* **Bounding box annotations**
Begin
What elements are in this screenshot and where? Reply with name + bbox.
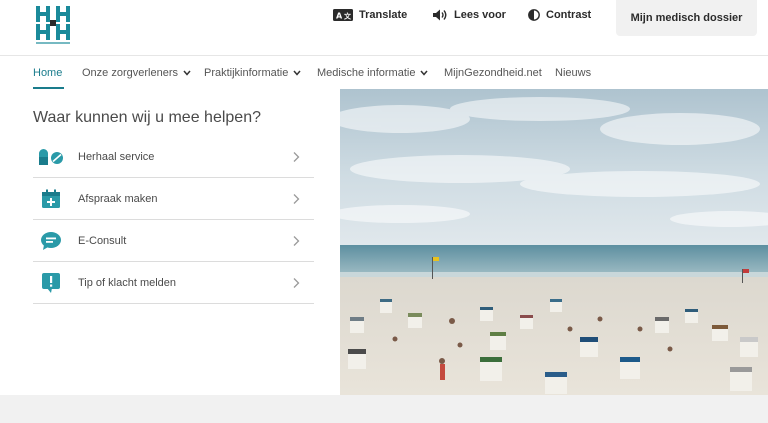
nav-item-home[interactable]: Home [33, 57, 62, 88]
svg-text:A: A [336, 12, 343, 21]
lees-voor-button[interactable]: Lees voor [433, 7, 506, 23]
menu-item-herhaal-service[interactable]: Herhaal service [33, 136, 314, 178]
contrast-button[interactable]: Contrast [528, 7, 591, 23]
menu-item-label: E-Consult [78, 234, 127, 247]
nav-item-medische-informatie[interactable]: Medische informatie [317, 57, 429, 88]
nav-item-zorgverleners[interactable]: Onze zorgverleners [82, 57, 191, 88]
nav-label: Medische informatie [317, 66, 416, 79]
svg-text:文: 文 [344, 12, 352, 21]
menu-item-tip-of-klacht[interactable]: Tip of klacht melden [33, 262, 314, 304]
menu-item-label: Afspraak maken [78, 192, 158, 205]
site-header: A文 Translate Lees voor Contrast Mijn med… [0, 0, 768, 56]
calendar-plus-icon [38, 188, 64, 210]
medical-dossier-button[interactable]: Mijn medisch dossier [616, 0, 757, 36]
contrast-label: Contrast [546, 9, 592, 21]
translate-label: Translate [359, 9, 408, 21]
nav-label: MijnGezondheid.net [444, 66, 542, 79]
menu-item-e-consult[interactable]: E-Consult [33, 220, 314, 262]
menu-item-label: Herhaal service [78, 150, 155, 163]
pills-icon [38, 146, 64, 168]
nav-item-mijngezondheid[interactable]: MijnGezondheid.net [444, 57, 542, 88]
nav-label: Praktijkinformatie [204, 66, 289, 79]
exclamation-bubble-icon [38, 272, 64, 294]
chevron-right-icon [293, 235, 300, 246]
active-nav-indicator [33, 87, 64, 89]
main-nav: Home Onze zorgverleners Praktijkinformat… [0, 57, 768, 89]
nav-label: Nieuws [555, 66, 592, 79]
chevron-down-icon [183, 70, 191, 76]
footer-band [0, 395, 768, 423]
chat-bubble-icon [38, 230, 64, 252]
contrast-icon [528, 9, 540, 21]
menu-item-afspraak-maken[interactable]: Afspraak maken [33, 178, 314, 220]
chevron-right-icon [293, 193, 300, 204]
chevron-down-icon [420, 70, 429, 76]
lees-voor-label: Lees voor [454, 9, 506, 21]
help-menu: Herhaal service Afspraak maken E-Consult… [33, 136, 314, 304]
translate-button[interactable]: A文 Translate [333, 7, 407, 23]
nav-item-praktijkinformatie[interactable]: Praktijkinformatie [204, 57, 301, 88]
chevron-right-icon [293, 151, 300, 162]
nav-item-nieuws[interactable]: Nieuws [555, 57, 591, 88]
translate-icon: A文 [333, 9, 353, 21]
nav-label: Home [33, 66, 63, 79]
practice-logo[interactable] [34, 4, 74, 46]
chevron-down-icon [293, 70, 301, 76]
menu-item-label: Tip of klacht melden [78, 276, 177, 289]
nav-label: Onze zorgverleners [82, 66, 178, 79]
hero-beach-image [340, 89, 768, 395]
chevron-right-icon [293, 277, 300, 288]
speaker-icon [433, 9, 448, 21]
help-title: Waar kunnen wij u mee helpen? [33, 109, 261, 126]
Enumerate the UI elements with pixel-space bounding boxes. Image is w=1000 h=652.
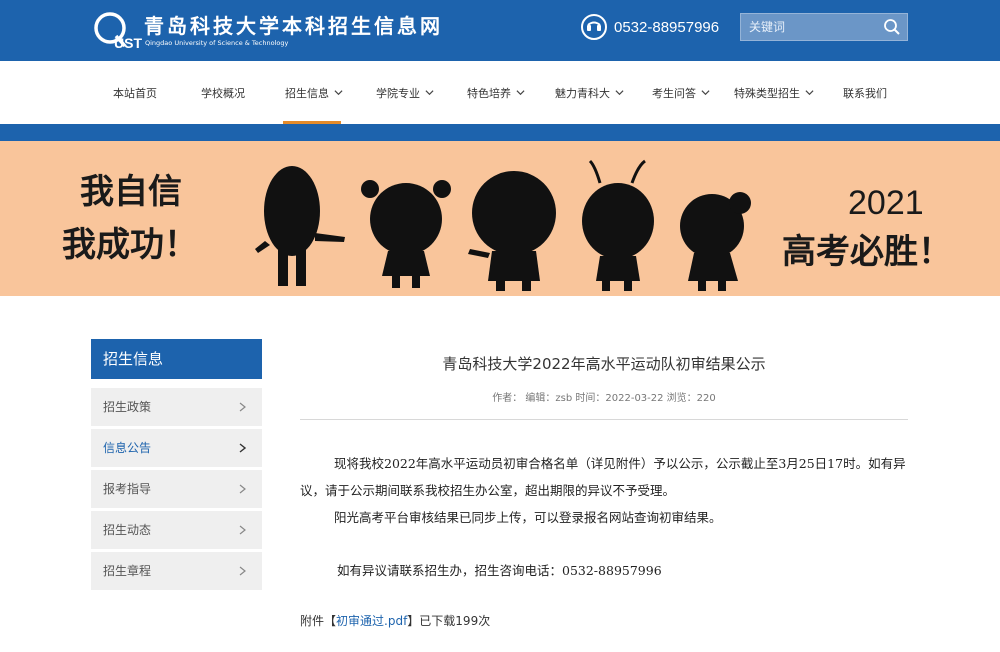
End
* **Task statement**
Reproduce every line of the listing above verbatim, leaving out the picture lines.

* **Written solution**
What elements are in this screenshot and where? Reply with name + bbox.
nav-item-home[interactable]: Home [33, 57, 62, 88]
svg-text:A: A [336, 12, 343, 21]
lees-voor-button[interactable]: Lees voor [433, 7, 506, 23]
menu-item-herhaal-service[interactable]: Herhaal service [33, 136, 314, 178]
contrast-button[interactable]: Contrast [528, 7, 591, 23]
menu-item-label: E-Consult [78, 234, 127, 247]
nav-item-medische-informatie[interactable]: Medische informatie [317, 57, 429, 88]
nav-item-zorgverleners[interactable]: Onze zorgverleners [82, 57, 191, 88]
nav-label: Medische informatie [317, 66, 416, 79]
svg-text:文: 文 [344, 12, 352, 21]
menu-item-tip-of-klacht[interactable]: Tip of klacht melden [33, 262, 314, 304]
menu-item-label: Afspraak maken [78, 192, 158, 205]
site-header: A文 Translate Lees voor Contrast Mijn med… [0, 0, 768, 56]
calendar-plus-icon [38, 188, 64, 210]
medical-dossier-button[interactable]: Mijn medisch dossier [616, 0, 757, 36]
contrast-label: Contrast [546, 9, 592, 21]
translate-label: Translate [359, 9, 408, 21]
nav-label: MijnGezondheid.net [444, 66, 542, 79]
menu-item-e-consult[interactable]: E-Consult [33, 220, 314, 262]
menu-item-label: Herhaal service [78, 150, 155, 163]
pills-icon [38, 146, 64, 168]
nav-item-mijngezondheid[interactable]: MijnGezondheid.net [444, 57, 542, 88]
nav-label: Praktijkinformatie [204, 66, 289, 79]
exclamation-bubble-icon [38, 272, 64, 294]
chevron-right-icon [293, 235, 300, 246]
active-nav-indicator [33, 87, 64, 89]
main-nav: Home Onze zorgverleners Praktijkinformat… [0, 57, 768, 89]
nav-label: Nieuws [555, 66, 592, 79]
chevron-down-icon [183, 70, 191, 76]
footer-band [0, 395, 768, 423]
chat-bubble-icon [38, 230, 64, 252]
contrast-icon [528, 9, 540, 21]
menu-item-afspraak-maken[interactable]: Afspraak maken [33, 178, 314, 220]
chevron-right-icon [293, 193, 300, 204]
chevron-down-icon [420, 70, 429, 76]
lees-voor-label: Lees voor [454, 9, 506, 21]
help-menu: Herhaal service Afspraak maken E-Consult… [33, 136, 314, 304]
translate-button[interactable]: A文 Translate [333, 7, 407, 23]
nav-item-praktijkinformatie[interactable]: Praktijkinformatie [204, 57, 301, 88]
chevron-right-icon [293, 151, 300, 162]
nav-item-nieuws[interactable]: Nieuws [555, 57, 591, 88]
translate-icon: A文 [333, 9, 353, 21]
nav-label: Home [33, 66, 63, 79]
practice-logo[interactable] [34, 4, 74, 46]
chevron-down-icon [293, 70, 301, 76]
menu-item-label: Tip of klacht melden [78, 276, 177, 289]
nav-label: Onze zorgverleners [82, 66, 178, 79]
hero-beach-image [340, 89, 768, 395]
chevron-right-icon [293, 277, 300, 288]
speaker-icon [433, 9, 448, 21]
help-title: Waar kunnen wij u mee helpen? [33, 109, 261, 126]
Enumerate the UI elements with pixel-space bounding boxes. Image is w=1000 h=652.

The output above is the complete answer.